抜粋本文:
━━━━━━━━━━━━━━━━━━━━━━━━━━━━━━

説教箇所:マルコによる福音書12章28節-34節
ご承知の通り、来週、私達は教会組織43週年記念礼拝を迎えることになっています。実は、区切りのいい40周年には祈念式典を行いました。・・・その時、わたしたちは城西教会の歴史にとってとても大きな選択をしました。というのは、教会の信仰告白と教会の使命を決めたことです。・・・これは私達、教会にとって大変意味のあることでした。
それはどういう意味だったのでしょうか、・・・実は、そのことにより、・・・私達が、・・・改めて城西教会の存在理由を改めて確認したからです。そもそも今から43年前の1974年、4月3日、福岡城西キリスト教会は、・・・どこの何人にも隷属しない、ただ神のみに隷属する、・・・自主独立の教会として誕生したのです。・・・実はその時、神さまは私たちの教会へ誕生の祝福と同時に使命をもお与えになられました。
しかし、神さまから与えられ使命は、しばしば神さまが隠されているように、隠されてしまうということはよくあるのです。そうすると、しばしば人間の思いが露わになりがちです。・・・教会だけに限らず、人間が集まるところによくあるように、「あれはおかしい」とか、「あれは間違っている」とかという人間的な呟きが始まります。城西教会でも、そうした呟きの「渦」ができ、教会の雰囲気が悪くなるということがありました。それはいつの時代でも、どこにもあることです。人間の集団には、感じ方、考え方が違うということが普通にあるからです。・・・
しかし、私達はそういう中で、神さまから与えられたミッション、使命を見つめて、そこに一致していこう、という改めて選択をしたのです。・・・そこで生まれたのが、ミッションステートメント、・・・今日、取り上げる使命なのです。そしてそれは3年前の2014年のことでした。・・・繰り返しになりますが、もし使命が隠れてしまうと、・・人間的な業が表にでてきて、何かすることに、何かする人に注目が集まるようになります。・・・しかし、教会はそうであってはなりません。・・・・あくまでも神さまが中心、イエスさまが中心でなくてはなりません。イエスさまから託された使命が中心でなくてはなりません。・・そうでないと、やること、することが、実は成果に結びつかないのです。ただ自己満足と「あれは何だったろう」、と疲れだけが残ってしまうということに、よくなるのです。
まず第一に、使命は神より、上より与えられる
ところで、今日は使命というテーマを取り上げています。この言葉にはどこか重々しさがつきまとうように思われます。しかし、この漢字を単純に逆から読めば、「命の使い方」、と読むことができます。その「命の使い方は、命の主である神から指し示される」、・・・これが今日のテーマの意味する第一のことです。つまり使命というものは神からくるものだ、ということを申し上げたいと思います。マルコによる福音書を読むと、冒頭にペテロの召命の場面がでてきます。・・・・・つまりそれは、イエスさまが、ペテロに使命を与えられる場面ですが、それによると、ペテロがイエスさまに「何をしたらいいでしょうか」、と聞いた訳ではありません。・・・・ただイエスさまが一方的に、「人間をとる漁師にしよう」、と宣告されています。この例にあるように、・・・使命というものはキリストから、上からくるものなのです。

━━━━━━━━━━━━━━━━━━━━━━━━━━━━━━

提示資料:

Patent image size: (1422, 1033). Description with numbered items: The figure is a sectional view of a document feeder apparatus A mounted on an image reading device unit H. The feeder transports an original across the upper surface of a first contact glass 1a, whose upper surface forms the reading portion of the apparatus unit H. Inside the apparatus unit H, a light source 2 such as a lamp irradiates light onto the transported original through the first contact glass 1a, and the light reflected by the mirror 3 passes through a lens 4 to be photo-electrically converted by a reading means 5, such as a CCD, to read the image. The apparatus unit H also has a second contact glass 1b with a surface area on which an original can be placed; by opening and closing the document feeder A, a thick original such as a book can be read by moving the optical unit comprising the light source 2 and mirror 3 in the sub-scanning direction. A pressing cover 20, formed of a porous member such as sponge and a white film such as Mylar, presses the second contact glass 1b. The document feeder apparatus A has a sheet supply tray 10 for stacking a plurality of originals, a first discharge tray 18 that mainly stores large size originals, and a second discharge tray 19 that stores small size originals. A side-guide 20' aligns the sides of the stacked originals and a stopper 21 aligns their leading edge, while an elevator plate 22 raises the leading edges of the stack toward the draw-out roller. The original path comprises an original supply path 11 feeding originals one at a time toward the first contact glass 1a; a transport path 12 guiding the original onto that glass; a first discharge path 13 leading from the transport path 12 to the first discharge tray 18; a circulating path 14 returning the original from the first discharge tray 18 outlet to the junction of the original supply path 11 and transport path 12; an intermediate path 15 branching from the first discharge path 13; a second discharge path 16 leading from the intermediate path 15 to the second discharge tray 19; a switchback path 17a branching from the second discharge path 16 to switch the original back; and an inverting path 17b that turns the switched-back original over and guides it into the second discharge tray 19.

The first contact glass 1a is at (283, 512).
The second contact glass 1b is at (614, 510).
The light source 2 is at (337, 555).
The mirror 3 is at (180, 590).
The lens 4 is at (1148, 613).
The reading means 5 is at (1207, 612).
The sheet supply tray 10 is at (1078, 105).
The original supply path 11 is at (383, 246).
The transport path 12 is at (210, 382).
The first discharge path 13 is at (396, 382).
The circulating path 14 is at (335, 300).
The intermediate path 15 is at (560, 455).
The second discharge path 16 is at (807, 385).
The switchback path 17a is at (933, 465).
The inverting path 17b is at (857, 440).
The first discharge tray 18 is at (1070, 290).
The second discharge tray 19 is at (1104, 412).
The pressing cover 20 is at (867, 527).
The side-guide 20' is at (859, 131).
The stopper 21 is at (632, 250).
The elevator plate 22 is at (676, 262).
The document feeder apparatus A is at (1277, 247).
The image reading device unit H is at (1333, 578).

━━━━━━━━━━━━━━━━━━━━━━━━━━━━━━

練習問題:
1. 説教によれば、40周年の際に教会の信仰告白と使命を定めたことは、なぜ教会にとって大変意味のあることだったのでしょうか。1〜3文で説明してください。
2. 説教のうち、「説教箇所:マルコによる福音書12章28節-34節」で始まり「て大変意味のあることでした。」で終わる部分を、一字一句違えずに抜き出して返してください。

解答:
1. 信仰告白と使命を定めたことによって、教会の人々が城西教会の存在理由を改めて確認したからです。この教会は1974年4月3日に、ただ神のみに隷属する自主独立の教会として誕生しました。その誕生の時に、神から使命も与えられていました。

2.
説教箇所:マルコによる福音書12章28節-34節
ご承知の通り、来週、私達は教会組織43週年記念礼拝を迎えることになっています。実は、区切りのいい40周年には祈念式典を行いました。・・・その時、わたしたちは城西教会の歴史にとってとても大きな選択をしました。というのは、教会の信仰告白と教会の使命を決めたことです。・・・これは私達、教会にとって大変意味のあることでした。